Task details: Return the number of lines in which the word "scène" appears; add nothing else.

Data for the task:
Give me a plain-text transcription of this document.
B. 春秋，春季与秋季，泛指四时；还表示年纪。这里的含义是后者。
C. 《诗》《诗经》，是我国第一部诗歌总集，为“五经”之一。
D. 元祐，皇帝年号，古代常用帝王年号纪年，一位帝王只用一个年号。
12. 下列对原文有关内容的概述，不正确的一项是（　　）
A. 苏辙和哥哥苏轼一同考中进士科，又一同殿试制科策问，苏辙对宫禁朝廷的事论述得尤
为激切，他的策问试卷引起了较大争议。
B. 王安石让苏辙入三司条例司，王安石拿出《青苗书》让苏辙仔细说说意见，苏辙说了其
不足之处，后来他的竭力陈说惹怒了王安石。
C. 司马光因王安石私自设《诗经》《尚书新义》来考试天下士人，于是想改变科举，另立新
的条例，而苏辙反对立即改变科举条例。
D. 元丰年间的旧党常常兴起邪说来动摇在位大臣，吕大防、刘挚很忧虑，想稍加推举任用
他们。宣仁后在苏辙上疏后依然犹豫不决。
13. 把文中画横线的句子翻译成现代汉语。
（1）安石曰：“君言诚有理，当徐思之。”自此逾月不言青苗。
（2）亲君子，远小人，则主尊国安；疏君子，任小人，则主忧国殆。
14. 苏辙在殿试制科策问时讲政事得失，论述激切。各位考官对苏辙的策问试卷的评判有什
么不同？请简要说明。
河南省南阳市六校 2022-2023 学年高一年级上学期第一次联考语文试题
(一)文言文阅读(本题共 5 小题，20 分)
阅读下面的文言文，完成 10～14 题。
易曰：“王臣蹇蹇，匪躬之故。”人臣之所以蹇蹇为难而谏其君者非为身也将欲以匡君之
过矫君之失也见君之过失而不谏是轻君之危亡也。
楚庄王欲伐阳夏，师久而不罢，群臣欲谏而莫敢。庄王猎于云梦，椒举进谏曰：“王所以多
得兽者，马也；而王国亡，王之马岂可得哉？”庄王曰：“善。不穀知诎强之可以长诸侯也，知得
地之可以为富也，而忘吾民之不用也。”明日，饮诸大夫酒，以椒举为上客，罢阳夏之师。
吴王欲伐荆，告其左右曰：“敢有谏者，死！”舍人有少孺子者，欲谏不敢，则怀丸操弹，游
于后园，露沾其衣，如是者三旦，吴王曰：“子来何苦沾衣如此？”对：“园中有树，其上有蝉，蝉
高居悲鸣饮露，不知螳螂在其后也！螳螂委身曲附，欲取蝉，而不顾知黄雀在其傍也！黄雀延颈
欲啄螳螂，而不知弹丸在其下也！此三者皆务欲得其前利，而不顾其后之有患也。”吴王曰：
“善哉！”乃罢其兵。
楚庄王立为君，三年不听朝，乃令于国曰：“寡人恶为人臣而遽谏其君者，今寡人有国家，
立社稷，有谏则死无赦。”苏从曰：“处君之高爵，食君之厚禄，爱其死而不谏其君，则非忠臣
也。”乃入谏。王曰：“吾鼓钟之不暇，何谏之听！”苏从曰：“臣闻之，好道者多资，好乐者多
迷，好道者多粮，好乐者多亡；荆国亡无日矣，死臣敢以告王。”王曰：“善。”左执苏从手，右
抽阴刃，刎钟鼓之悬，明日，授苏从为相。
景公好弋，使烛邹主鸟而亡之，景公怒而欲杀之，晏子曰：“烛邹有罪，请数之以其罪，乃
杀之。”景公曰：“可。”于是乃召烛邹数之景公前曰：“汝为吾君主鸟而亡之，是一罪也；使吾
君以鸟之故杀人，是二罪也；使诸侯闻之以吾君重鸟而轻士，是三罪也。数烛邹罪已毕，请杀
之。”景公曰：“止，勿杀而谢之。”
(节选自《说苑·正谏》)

==

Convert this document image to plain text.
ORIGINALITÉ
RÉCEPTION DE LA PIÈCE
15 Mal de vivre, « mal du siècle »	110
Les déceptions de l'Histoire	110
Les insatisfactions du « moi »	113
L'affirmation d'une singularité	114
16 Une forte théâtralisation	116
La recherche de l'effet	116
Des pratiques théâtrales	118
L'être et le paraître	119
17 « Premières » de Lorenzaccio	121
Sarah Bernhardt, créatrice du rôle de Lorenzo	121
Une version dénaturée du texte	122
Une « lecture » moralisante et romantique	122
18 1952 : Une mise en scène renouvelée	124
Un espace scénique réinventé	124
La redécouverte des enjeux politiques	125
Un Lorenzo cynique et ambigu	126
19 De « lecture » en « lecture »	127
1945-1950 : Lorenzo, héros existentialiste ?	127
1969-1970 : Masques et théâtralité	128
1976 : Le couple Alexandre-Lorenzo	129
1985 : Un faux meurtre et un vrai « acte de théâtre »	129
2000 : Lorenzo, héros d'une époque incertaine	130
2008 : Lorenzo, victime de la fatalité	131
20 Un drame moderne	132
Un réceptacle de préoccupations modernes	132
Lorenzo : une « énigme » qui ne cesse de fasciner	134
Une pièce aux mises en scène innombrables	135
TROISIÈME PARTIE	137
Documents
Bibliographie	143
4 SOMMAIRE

Answer to this task: 2